══ RECORDS FOR THE EXERCISE ══

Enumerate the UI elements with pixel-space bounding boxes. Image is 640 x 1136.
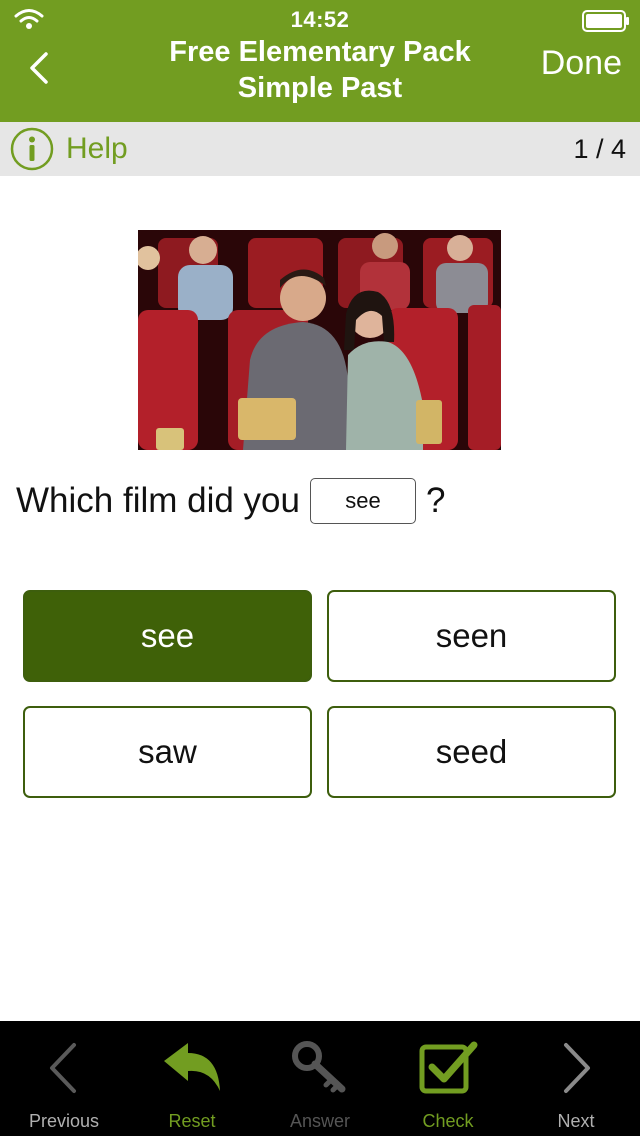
reset-button[interactable]: Reset xyxy=(128,1021,256,1136)
title-line-topic: Simple Past xyxy=(237,72,403,104)
chevron-left-icon xyxy=(50,1043,76,1093)
option-button-seed[interactable]: seed xyxy=(327,706,616,798)
key-icon xyxy=(292,1041,346,1093)
page-title: Free Elementary Pack Simple Past xyxy=(120,34,520,106)
chevron-right-icon xyxy=(564,1043,590,1093)
question-mark: ? xyxy=(425,481,446,520)
next-label: Next xyxy=(557,1111,595,1131)
nav-header: 14:52 Free Elementary Pack Simple Past D… xyxy=(0,0,640,122)
bottom-toolbar: Previous Reset Answer Check Next xyxy=(0,1021,640,1136)
done-button[interactable]: Done xyxy=(541,44,622,83)
reset-label: Reset xyxy=(168,1111,216,1131)
previous-label: Previous xyxy=(28,1111,100,1131)
check-label: Check xyxy=(422,1111,474,1131)
help-bar: Help 1 / 4 xyxy=(0,122,640,176)
answer-button[interactable]: Answer xyxy=(256,1021,384,1136)
status-time: 14:52 xyxy=(290,7,350,32)
check-button[interactable]: Check xyxy=(384,1021,512,1136)
reset-arrow-icon xyxy=(164,1043,220,1091)
option-button-saw[interactable]: saw xyxy=(23,706,312,798)
answer-blank[interactable]: see xyxy=(309,478,416,524)
info-icon xyxy=(10,127,54,171)
help-label: Help xyxy=(66,132,128,165)
next-button[interactable]: Next xyxy=(512,1021,640,1136)
cinema-audience-photo xyxy=(138,230,501,450)
option-button-seen[interactable]: seen xyxy=(327,590,616,682)
page-counter: 1 / 4 xyxy=(573,134,626,164)
answer-label: Answer xyxy=(289,1111,351,1131)
battery-icon xyxy=(582,10,629,32)
option-button-see[interactable]: see xyxy=(23,590,312,682)
checkbox-check-icon xyxy=(419,1041,478,1094)
help-button[interactable]: Help xyxy=(10,127,128,171)
question-text: Which film did you xyxy=(16,481,300,520)
previous-button[interactable]: Previous xyxy=(0,1021,128,1136)
question-sentence: Which film did you see ? xyxy=(16,478,445,524)
title-line-pack: Free Elementary Pack xyxy=(169,36,471,68)
back-chevron-icon[interactable] xyxy=(22,48,58,88)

═══

__STATED TASK__
Copy the stretch of the listing above from the line containing "reset-button[interactable]: Reset xyxy=(128,1021,256,1136)" through the line containing "help-bar: Help 1 / 4 xyxy=(0,122,640,176)", character for character.

__FINISHED ANSWER__
reset-button[interactable]: Reset xyxy=(128,1021,256,1136)
title-line-topic: Simple Past xyxy=(237,72,403,104)
chevron-left-icon xyxy=(50,1043,76,1093)
option-button-seed[interactable]: seed xyxy=(327,706,616,798)
key-icon xyxy=(292,1041,346,1093)
page-title: Free Elementary Pack Simple Past xyxy=(120,34,520,106)
chevron-right-icon xyxy=(564,1043,590,1093)
question-mark: ? xyxy=(425,481,446,520)
next-label: Next xyxy=(557,1111,595,1131)
nav-header: 14:52 Free Elementary Pack Simple Past D… xyxy=(0,0,640,122)
bottom-toolbar: Previous Reset Answer Check Next xyxy=(0,1021,640,1136)
done-button[interactable]: Done xyxy=(541,44,622,83)
reset-label: Reset xyxy=(168,1111,216,1131)
previous-label: Previous xyxy=(28,1111,100,1131)
check-label: Check xyxy=(422,1111,474,1131)
help-bar: Help 1 / 4 xyxy=(0,122,640,176)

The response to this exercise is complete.